Looking at the listing, state how many of its lines contain the string "name". Write only the number.

◆ **Provided information**
= = = = =
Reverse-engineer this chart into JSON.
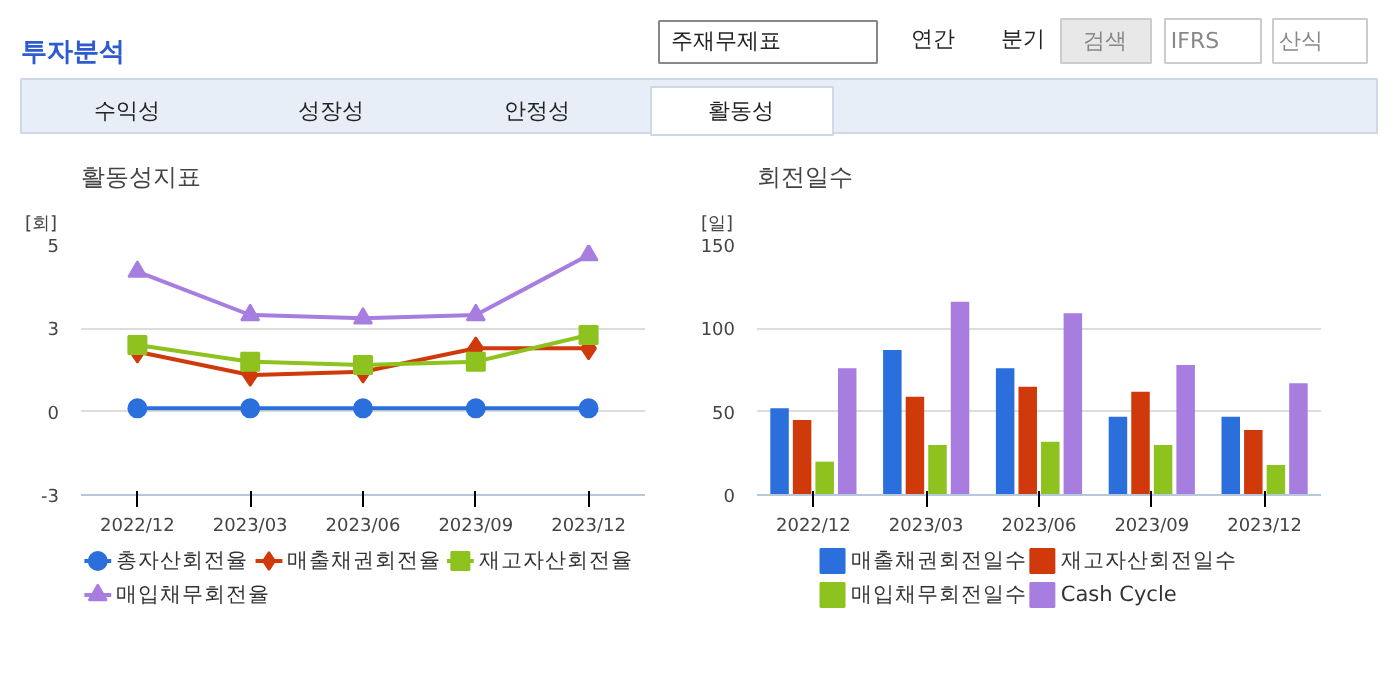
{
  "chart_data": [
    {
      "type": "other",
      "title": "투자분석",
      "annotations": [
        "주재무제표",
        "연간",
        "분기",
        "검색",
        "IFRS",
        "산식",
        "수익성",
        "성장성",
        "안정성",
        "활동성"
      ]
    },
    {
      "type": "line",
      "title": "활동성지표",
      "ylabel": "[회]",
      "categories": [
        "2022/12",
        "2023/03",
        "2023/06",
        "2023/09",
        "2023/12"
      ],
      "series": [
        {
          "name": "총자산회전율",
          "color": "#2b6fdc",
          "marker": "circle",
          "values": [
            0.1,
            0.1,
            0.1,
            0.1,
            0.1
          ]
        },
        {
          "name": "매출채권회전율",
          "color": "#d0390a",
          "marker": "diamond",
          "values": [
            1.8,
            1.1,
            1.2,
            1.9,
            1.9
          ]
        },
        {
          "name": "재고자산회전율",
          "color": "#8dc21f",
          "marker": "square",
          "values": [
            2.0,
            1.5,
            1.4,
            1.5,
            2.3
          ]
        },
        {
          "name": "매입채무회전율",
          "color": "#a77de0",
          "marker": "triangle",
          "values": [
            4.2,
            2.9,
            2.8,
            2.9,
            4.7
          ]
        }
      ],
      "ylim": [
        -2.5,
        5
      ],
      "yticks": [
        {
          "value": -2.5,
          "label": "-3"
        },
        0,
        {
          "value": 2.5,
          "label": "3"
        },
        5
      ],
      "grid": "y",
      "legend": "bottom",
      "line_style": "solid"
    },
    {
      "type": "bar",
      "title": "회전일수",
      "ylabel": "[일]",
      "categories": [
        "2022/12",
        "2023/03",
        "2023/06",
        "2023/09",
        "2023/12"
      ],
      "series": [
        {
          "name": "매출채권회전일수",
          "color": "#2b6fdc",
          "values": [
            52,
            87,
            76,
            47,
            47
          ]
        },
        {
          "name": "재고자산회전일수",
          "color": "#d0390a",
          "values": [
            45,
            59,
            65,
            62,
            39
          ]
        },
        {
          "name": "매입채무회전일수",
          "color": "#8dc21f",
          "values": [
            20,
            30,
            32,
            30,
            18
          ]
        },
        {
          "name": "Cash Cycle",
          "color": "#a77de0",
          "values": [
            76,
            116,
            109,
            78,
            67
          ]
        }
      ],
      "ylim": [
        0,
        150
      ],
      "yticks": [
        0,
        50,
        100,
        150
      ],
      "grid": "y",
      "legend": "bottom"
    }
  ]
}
= = = = =
◆ **Solution for this task**
8